◆ OPDRACHTEN
(1) Beantwoord de volgende vragen op basis van het tekstfragment:
(a) In welke periode stond Yazz wekenlang op nummer 1 van de muzieklijsten?
(b) Na welk jaar volgden volgens de tekst decennia van steeds grotere groei, hogere lonen en betere sociale bescherming?
(c) Met welke benaming wordt de laatste alinea afgesloten?
(2) Neem uit het tekstfragment woordelijk de passage over die begint bij "The only way is up?" en eindigt bij "het nieuwe vooruitgangsoptimisme.".

◆ TEKSTFRAGMENT
The only way is up? Vandaag geldt de voormalige hit van de Britse zangeres Yazz enkel nog voor de bovenkant van de samenleving. Voor de andere groepen is overleven, of vasthouden wat men heeft, het nieuwe vooruitgangsoptimisme.
Eind de jaren 1980 stond de Britse zangeres Yazz wekenlang op nummer 1 van de muzieklijsten met The only way is up. Bekijk de hit op YouTube (en vervloek uw dienaar voor deze aanstekelijke oorwurm die de hele dag in uw hoofd zal zitten): de eighties vibe spat ervan af, de hele clip doet vandaag een beetje vreemd aan maar is tegelijk onweerstaanbaar hartverwarmend. Ze past perfect in de tijdsgeest van toen. Hoewel de economie in de jaren 1970 al aan het slabakken ging en in de jaren 1980 in een aantal landen ondertussen een kille rechtse wind was gaan waaien, leefde op dat moment toch nog steeds de gedachte dat de mensen er vooral op vooruit zouden gaan, dat hun toekomst enkel beter zou worden. De enige weg is die naar boven.
DE BELGIAN DREAM
Na 1945 volgden inderdaad decennia van steeds grotere groei, hogere lonen en betere sociale bescherming. Een inhaalbeweging na de verloren jaren van de oorlog, dat zeker, maar ook een vrucht van een stabiele wereldorde en een actieve overheid. In die periode werden ook de babyboomers geboren; de naoorlogse generatie die, door de enorme democratisering van het onderwijs en de grote werkzekerheid via vast werk, een goed leven heeft opgebouwd - zelfs al waren de ouders van mindere komaf of zelfs ongeschoold. Het was de generatie die ook relatief gemakkelijk een eigen huis wist aan te schaffen en - eens dat was afbetaald – daarna een tweede eigendom en vaak zelfs nog geld over had om haar kinderen een aardige som te geven voor de aanschaf van hun huis. De Belgian Dream.

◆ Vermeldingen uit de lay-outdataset
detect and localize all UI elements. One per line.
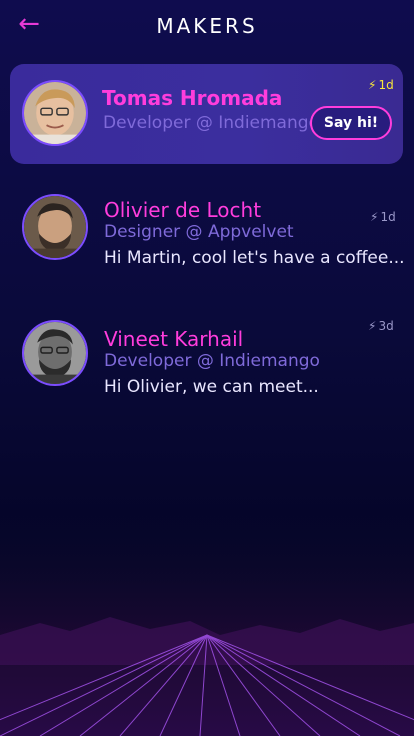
top-bar: ← MAKERS [0, 0, 414, 56]
maker-name: Olivier de Locht [104, 198, 262, 222]
bolt-icon: ⚡ [368, 319, 377, 333]
avatar-image [24, 82, 86, 144]
avatar [22, 80, 88, 146]
time-badge: ⚡ 1d [370, 210, 396, 224]
time-badge: ⚡ 1d [368, 78, 394, 92]
time-label: 1d [378, 78, 394, 92]
grid-graphic [0, 515, 414, 736]
avatar-image [24, 322, 86, 384]
page-title: MAKERS [156, 14, 258, 38]
maker-role: Designer @ Appvelvet [104, 222, 294, 242]
maker-role: Developer @ Indiemango [104, 351, 320, 371]
bolt-icon: ⚡ [370, 210, 379, 224]
say-hi-button[interactable]: Say hi! [310, 106, 392, 140]
avatar [22, 194, 88, 260]
maker-role: Developer @ Indiemango [103, 113, 319, 133]
message-preview: Hi Martin, cool let's have a coffee... [104, 248, 405, 268]
time-label: 3d [378, 319, 394, 333]
maker-name: Vineet Karhail [104, 327, 244, 351]
message-preview: Hi Olivier, we can meet... [104, 377, 319, 397]
avatar-image [24, 196, 86, 258]
maker-name: Tomas Hromada [102, 86, 283, 110]
bolt-icon: ⚡ [368, 78, 377, 92]
time-badge: ⚡ 3d [368, 319, 394, 333]
synthwave-grid-decoration [0, 515, 414, 736]
time-label: 1d [380, 210, 396, 224]
avatar [22, 320, 88, 386]
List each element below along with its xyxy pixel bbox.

◆ ANTWOORDEN
(1)
(a) Eind de jaren 1980.
(b) Na 1945.
(c) De Belgian Dream.

(2)
The only way is up? Vandaag geldt de voormalige hit van de Britse zangeres Yazz enkel nog voor de bovenkant van de samenleving. Voor de andere groepen is overleven, of vasthouden wat men heeft, het nieuwe vooruitgangsoptimisme.